__Task prompt__
Pick out every line with the word "scope" and copy it.

Collected data entries:
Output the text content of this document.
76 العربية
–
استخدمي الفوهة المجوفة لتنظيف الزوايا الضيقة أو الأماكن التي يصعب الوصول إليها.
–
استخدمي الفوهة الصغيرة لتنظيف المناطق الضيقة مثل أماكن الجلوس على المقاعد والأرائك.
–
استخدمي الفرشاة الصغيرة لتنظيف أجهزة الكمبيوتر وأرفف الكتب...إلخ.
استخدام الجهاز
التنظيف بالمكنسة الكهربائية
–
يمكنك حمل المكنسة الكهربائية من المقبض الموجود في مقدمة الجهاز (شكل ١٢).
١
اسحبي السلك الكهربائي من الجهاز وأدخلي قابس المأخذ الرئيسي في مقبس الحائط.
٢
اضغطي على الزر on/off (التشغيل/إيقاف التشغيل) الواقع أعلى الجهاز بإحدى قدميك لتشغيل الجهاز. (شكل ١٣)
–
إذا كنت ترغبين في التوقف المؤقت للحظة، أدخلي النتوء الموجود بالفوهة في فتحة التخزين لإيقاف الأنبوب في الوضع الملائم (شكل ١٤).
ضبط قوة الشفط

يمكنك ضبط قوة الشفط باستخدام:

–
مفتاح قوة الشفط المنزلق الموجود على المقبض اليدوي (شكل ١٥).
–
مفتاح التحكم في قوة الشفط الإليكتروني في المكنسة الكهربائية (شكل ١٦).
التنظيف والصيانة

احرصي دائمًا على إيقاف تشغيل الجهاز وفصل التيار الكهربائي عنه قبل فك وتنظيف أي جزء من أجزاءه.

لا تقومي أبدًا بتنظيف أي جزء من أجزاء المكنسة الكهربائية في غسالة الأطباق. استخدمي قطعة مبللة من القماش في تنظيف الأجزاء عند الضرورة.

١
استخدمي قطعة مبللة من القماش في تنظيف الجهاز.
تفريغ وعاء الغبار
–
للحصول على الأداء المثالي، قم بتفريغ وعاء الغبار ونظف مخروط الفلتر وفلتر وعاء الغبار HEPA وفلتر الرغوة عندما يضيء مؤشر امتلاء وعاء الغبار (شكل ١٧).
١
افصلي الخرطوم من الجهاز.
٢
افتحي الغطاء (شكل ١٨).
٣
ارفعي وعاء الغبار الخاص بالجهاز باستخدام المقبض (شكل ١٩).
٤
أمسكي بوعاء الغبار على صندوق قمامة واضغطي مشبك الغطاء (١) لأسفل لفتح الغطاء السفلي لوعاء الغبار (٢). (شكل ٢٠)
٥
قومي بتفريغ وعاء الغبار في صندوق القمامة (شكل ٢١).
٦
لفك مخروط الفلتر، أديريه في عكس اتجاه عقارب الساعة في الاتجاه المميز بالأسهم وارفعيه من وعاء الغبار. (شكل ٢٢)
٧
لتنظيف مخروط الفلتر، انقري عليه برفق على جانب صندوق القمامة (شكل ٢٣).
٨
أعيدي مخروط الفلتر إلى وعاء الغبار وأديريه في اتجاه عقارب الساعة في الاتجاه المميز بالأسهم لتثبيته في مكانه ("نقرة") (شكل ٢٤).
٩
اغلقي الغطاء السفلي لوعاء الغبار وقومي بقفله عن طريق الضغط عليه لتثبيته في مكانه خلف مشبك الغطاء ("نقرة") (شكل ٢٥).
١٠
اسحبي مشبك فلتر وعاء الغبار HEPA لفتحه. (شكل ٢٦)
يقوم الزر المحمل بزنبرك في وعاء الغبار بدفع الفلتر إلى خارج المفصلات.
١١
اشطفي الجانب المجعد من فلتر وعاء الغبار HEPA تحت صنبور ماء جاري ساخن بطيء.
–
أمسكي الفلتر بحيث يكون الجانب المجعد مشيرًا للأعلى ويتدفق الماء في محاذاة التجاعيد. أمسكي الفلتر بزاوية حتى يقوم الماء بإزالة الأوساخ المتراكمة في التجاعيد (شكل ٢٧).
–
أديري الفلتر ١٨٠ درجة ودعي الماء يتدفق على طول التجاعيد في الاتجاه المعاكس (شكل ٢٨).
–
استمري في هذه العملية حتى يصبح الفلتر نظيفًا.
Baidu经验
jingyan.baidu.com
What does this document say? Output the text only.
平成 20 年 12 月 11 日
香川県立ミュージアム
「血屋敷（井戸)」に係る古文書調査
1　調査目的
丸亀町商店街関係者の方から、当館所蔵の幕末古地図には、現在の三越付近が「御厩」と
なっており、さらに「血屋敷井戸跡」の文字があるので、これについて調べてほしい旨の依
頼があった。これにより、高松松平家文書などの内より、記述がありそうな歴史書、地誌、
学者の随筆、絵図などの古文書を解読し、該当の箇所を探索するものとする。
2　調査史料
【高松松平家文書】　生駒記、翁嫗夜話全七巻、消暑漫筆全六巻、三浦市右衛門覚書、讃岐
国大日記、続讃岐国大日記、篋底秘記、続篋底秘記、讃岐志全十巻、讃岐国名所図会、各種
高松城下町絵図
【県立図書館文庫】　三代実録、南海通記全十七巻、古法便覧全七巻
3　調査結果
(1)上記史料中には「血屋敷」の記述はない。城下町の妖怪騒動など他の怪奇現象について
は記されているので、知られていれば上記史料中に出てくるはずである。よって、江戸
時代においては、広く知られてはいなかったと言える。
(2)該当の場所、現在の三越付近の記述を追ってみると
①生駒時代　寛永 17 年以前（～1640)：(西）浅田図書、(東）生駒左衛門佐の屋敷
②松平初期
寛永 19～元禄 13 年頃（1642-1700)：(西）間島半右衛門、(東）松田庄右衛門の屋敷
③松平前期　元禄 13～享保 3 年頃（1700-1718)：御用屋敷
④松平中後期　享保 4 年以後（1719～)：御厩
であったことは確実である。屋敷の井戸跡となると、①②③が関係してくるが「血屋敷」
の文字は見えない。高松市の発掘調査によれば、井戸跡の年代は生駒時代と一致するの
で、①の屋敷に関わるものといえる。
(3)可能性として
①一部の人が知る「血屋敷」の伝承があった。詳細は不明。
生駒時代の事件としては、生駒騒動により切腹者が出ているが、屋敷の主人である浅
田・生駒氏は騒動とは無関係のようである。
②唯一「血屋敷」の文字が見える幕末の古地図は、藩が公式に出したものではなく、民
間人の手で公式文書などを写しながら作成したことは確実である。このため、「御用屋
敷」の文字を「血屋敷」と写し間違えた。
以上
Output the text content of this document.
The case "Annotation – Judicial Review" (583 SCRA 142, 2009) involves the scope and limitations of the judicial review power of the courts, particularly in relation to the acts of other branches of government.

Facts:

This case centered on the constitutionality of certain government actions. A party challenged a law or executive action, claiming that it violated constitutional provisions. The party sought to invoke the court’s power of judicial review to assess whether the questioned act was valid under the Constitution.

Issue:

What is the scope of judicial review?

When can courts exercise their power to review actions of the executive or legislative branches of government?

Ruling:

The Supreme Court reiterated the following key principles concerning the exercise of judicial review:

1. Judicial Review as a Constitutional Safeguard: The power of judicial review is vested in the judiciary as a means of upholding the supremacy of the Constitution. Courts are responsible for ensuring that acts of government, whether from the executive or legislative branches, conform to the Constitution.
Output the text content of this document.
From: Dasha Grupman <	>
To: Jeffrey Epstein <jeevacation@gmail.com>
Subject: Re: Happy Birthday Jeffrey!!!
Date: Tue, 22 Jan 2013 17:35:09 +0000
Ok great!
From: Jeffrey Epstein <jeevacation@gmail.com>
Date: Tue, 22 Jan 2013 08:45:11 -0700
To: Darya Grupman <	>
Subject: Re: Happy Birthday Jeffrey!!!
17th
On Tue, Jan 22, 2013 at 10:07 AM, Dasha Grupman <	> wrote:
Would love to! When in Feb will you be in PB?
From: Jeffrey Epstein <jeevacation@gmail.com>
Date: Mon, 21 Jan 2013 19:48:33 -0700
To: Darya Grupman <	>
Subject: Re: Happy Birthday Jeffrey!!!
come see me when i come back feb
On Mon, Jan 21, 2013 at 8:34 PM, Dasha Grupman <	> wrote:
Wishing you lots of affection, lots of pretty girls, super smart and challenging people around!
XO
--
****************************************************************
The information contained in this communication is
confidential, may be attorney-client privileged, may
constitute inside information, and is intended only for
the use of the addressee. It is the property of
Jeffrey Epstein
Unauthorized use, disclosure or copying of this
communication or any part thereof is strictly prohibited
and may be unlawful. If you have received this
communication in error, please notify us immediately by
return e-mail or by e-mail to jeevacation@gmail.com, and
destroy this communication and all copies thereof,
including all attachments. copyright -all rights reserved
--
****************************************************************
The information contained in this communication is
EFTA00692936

__Result for this exercise__
The case "Annotation – Judicial Review" (583 SCRA 142, 2009) involves the scope and limitations of the judicial review power of the courts, particularly in relation to the acts of other branches of government.
What is the scope of judicial review?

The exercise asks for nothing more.